• _Data entries_
— START —

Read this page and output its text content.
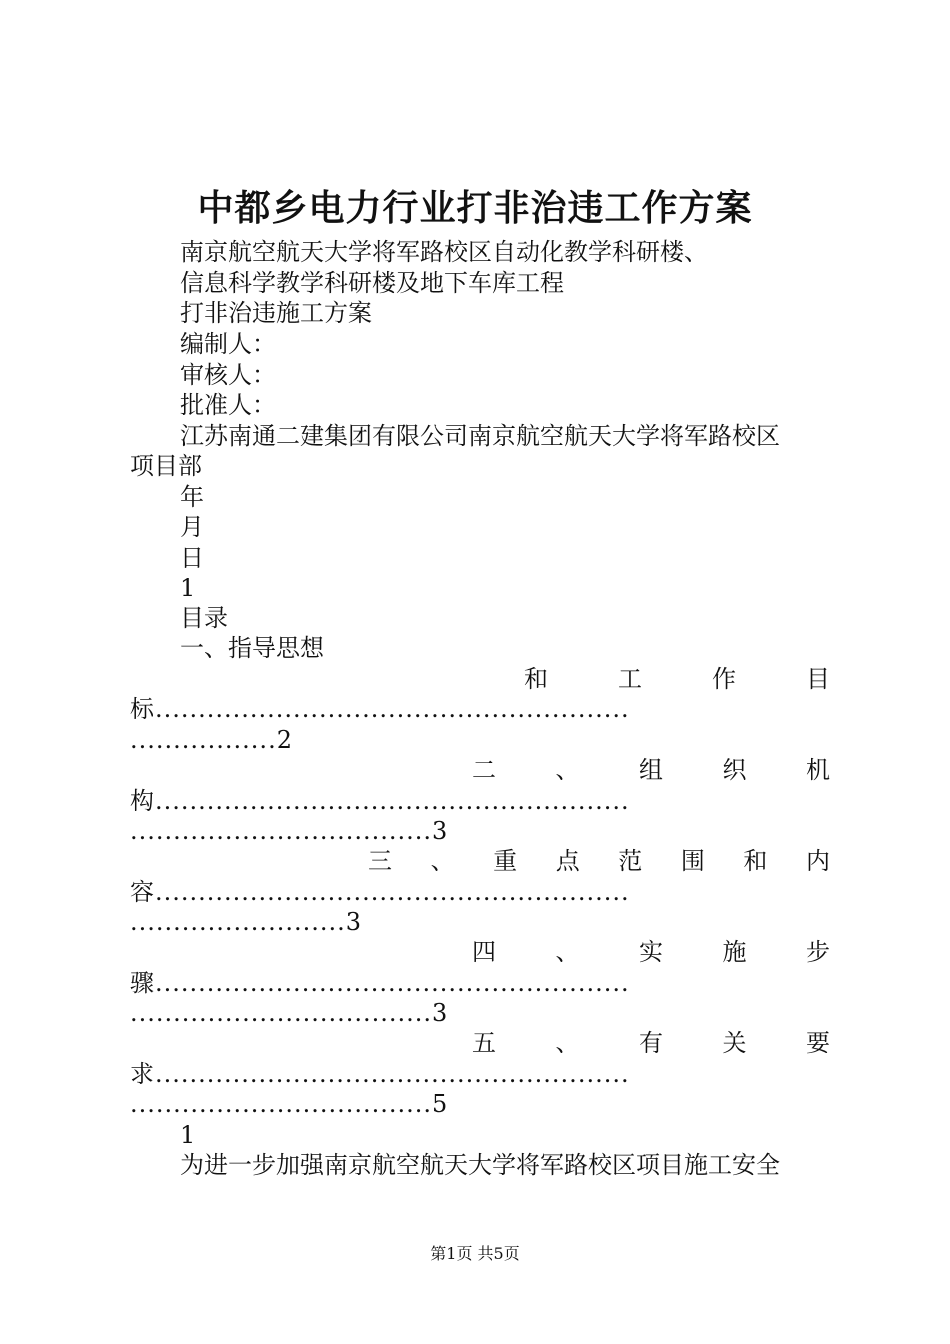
中都乡电力行业打非治违工作方案
南京航空航天大学将军路校区自动化教学科研楼、
信息科学教学科研楼及地下车库工程
打非治违施工方案
编制人：
审核人：
批准人：
江苏南通二建集团有限公司南京航空航天大学将军路校区
项目部
年
月
日
1
目录
一、指导思想
和	工	作	目
标.......................................................
.................2
二 、 组 织 机
构.......................................................
...................................3
三 、 重 点 范 围 和 内
容.......................................................
.........................3
四 、 实 施 步
骤.......................................................
...................................3
五 、 有 关 要
求.......................................................
...................................5
1
为进一步加强南京航空航天大学将军路校区项目施工安全
第1页 共5页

— END —

• _Task goal_
With the pictures omitted, reproduce the records in full and exactly.

• _Task solution_
Read this page and output its text content.
中都乡电力行业打非治违工作方案
南京航空航天大学将军路校区自动化教学科研楼、
信息科学教学科研楼及地下车库工程
打非治违施工方案
编制人：
审核人：
批准人：
江苏南通二建集团有限公司南京航空航天大学将军路校区
项目部
年
月
日
1
目录
一、指导思想
和	工	作	目
标.......................................................
.................2
二 、 组 织 机
构.......................................................
...................................3
三 、 重 点 范 围 和 内
容.......................................................
.........................3
四 、 实 施 步
骤.......................................................
...................................3
五 、 有 关 要
求.......................................................
...................................5
1
为进一步加强南京航空航天大学将军路校区项目施工安全
第1页 共5页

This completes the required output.